What the task asks:
Within the records that follow, find every line containing the string "quali". Copy those lines.

Exercise inputs:
(begin)

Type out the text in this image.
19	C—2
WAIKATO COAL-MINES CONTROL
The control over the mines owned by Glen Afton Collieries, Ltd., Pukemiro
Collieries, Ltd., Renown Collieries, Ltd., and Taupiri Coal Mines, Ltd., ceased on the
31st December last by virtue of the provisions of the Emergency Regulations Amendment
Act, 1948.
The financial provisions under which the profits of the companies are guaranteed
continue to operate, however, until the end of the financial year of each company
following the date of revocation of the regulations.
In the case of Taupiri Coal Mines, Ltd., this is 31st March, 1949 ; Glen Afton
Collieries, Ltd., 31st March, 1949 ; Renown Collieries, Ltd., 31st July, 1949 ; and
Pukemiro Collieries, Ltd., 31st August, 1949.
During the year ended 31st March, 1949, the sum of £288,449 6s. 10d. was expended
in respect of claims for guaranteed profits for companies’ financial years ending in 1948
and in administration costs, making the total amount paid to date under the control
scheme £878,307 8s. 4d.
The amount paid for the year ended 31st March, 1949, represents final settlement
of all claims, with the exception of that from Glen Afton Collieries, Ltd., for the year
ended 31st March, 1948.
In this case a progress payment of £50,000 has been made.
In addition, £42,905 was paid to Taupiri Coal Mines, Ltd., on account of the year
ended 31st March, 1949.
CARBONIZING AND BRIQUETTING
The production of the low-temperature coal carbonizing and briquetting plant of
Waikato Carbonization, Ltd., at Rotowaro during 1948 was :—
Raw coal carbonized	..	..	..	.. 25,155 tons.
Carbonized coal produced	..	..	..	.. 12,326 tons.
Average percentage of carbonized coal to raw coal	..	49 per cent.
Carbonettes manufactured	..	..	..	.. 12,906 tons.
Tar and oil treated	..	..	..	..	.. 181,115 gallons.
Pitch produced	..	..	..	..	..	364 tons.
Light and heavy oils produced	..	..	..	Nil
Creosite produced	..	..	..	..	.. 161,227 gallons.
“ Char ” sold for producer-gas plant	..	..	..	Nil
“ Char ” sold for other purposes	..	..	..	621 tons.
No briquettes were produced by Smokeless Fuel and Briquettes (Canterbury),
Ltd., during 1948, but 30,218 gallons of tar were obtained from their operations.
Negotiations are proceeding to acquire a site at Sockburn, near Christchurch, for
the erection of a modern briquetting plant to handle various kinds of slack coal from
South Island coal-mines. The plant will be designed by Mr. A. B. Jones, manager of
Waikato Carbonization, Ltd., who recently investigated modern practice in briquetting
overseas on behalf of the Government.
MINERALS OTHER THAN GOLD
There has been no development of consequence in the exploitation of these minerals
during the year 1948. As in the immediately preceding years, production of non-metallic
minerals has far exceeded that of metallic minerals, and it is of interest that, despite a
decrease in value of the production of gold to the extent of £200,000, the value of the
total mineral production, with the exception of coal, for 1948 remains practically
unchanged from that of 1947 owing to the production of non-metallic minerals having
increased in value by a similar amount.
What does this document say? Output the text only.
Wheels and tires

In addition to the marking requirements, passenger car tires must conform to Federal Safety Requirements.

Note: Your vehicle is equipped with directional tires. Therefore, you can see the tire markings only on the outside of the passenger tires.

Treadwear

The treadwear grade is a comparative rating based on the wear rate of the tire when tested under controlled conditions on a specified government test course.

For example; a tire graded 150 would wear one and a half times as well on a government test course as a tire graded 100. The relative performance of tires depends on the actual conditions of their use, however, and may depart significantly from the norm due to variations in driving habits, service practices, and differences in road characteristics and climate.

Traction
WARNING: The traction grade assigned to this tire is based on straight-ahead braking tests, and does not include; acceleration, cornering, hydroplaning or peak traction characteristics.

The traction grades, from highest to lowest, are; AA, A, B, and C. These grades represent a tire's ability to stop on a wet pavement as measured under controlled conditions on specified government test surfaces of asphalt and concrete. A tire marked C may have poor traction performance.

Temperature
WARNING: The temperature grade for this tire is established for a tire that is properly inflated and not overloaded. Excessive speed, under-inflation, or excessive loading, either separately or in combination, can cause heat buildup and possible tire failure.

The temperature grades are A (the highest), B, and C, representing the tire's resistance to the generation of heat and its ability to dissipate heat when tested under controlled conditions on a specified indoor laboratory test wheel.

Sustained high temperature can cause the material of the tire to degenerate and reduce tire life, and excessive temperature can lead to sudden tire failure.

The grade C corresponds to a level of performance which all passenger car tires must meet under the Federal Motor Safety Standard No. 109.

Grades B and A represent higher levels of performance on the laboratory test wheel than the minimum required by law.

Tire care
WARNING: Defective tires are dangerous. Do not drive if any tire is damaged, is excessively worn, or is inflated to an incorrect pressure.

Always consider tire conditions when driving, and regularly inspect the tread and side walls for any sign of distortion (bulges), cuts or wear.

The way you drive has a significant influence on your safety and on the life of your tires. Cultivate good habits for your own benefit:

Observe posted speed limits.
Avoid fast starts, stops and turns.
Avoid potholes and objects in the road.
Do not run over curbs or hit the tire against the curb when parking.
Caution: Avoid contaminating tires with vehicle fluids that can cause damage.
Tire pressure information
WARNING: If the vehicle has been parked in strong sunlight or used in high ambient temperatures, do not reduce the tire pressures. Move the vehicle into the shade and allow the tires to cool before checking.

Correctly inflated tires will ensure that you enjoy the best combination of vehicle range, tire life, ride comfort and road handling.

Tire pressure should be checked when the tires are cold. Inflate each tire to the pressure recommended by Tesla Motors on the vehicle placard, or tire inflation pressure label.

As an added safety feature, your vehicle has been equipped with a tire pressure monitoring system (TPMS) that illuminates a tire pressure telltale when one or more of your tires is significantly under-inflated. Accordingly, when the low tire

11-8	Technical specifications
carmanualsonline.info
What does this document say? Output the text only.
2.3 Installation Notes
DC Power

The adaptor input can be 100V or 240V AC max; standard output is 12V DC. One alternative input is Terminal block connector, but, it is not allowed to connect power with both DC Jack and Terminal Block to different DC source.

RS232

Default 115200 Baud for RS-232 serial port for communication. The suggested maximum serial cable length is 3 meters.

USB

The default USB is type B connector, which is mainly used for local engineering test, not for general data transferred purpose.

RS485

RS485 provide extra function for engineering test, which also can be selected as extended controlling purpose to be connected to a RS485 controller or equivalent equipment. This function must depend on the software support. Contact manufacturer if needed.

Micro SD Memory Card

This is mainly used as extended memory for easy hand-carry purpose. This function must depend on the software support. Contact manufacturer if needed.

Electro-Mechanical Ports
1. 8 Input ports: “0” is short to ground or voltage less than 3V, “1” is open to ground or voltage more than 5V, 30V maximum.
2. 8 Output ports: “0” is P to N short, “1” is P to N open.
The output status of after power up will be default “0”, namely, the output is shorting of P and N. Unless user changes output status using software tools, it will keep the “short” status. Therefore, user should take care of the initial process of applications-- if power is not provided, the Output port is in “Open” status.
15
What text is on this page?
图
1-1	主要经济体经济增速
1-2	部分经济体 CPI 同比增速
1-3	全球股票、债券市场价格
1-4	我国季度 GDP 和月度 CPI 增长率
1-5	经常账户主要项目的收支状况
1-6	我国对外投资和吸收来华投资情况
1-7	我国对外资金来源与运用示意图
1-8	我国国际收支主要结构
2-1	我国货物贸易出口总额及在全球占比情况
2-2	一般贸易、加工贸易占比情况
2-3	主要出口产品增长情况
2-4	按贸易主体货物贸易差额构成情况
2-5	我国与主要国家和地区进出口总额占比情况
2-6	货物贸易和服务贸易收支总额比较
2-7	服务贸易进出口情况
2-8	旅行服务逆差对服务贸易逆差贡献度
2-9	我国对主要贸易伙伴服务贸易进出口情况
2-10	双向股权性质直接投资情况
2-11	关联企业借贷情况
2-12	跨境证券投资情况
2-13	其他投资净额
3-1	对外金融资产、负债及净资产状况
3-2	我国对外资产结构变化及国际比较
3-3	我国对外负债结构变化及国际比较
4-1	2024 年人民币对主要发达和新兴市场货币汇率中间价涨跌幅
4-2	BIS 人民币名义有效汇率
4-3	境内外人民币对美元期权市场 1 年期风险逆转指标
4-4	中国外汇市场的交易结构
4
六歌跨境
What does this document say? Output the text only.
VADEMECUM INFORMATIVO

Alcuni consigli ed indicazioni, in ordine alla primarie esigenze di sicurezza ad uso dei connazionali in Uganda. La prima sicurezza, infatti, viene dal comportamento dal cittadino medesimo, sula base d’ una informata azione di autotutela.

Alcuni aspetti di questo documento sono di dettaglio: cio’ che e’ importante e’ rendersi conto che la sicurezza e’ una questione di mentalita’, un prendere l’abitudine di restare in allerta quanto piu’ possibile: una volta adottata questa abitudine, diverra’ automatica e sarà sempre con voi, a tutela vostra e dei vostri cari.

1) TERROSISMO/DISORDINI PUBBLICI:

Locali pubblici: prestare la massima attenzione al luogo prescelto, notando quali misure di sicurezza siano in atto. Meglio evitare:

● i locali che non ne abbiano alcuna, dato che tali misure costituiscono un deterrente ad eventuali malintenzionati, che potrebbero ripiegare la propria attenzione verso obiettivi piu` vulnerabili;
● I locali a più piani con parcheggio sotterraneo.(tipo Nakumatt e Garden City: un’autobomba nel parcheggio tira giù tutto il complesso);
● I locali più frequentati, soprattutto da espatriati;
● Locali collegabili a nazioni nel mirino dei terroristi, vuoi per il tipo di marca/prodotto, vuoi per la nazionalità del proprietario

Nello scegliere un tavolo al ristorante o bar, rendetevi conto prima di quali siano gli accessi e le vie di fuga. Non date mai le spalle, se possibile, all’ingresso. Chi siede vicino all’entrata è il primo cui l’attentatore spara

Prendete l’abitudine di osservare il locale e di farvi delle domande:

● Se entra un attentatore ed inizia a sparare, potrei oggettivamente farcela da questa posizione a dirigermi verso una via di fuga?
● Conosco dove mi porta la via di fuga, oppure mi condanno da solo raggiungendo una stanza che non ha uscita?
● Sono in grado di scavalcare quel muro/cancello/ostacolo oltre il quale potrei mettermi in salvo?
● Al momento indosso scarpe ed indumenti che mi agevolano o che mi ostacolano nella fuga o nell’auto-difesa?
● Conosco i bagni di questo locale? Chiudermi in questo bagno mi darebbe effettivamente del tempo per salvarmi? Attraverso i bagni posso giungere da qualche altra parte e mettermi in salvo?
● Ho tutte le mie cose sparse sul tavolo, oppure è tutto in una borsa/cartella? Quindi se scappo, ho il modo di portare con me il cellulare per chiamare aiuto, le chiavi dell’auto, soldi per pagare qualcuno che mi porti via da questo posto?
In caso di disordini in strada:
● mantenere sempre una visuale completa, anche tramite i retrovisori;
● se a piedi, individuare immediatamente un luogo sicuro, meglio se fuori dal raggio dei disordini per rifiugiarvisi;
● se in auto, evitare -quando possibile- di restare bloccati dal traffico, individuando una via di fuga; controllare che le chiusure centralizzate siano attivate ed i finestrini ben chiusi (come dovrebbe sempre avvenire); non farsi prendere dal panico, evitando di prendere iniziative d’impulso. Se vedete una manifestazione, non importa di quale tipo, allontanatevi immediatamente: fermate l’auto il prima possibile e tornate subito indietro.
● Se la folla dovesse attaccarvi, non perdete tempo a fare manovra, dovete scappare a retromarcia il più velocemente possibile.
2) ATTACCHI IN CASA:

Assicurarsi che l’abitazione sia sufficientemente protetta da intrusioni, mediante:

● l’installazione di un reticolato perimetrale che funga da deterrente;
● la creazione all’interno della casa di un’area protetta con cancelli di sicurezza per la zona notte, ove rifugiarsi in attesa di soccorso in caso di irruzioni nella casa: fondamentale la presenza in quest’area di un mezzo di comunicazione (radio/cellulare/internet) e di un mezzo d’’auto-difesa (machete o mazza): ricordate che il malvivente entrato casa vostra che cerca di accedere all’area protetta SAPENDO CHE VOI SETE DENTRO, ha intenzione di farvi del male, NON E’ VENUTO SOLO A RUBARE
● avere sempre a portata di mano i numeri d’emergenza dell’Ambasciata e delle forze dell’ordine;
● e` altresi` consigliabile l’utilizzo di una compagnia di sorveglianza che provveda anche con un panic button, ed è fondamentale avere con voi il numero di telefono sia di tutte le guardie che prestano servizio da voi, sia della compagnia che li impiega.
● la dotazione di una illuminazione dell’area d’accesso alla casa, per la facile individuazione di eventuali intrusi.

(end)

Expected output:
Locali pubblici: prestare la massima attenzione al luogo prescelto, notando quali misure di sicurezza siano in atto. Meglio evitare:
Nello scegliere un tavolo al ristorante o bar, rendetevi conto prima di quali siano gli accessi e le vie di fuga. Non date mai le spalle, se possibile, all’ingresso. Chi siede vicino all’entrata è il primo cui l’attentatore spara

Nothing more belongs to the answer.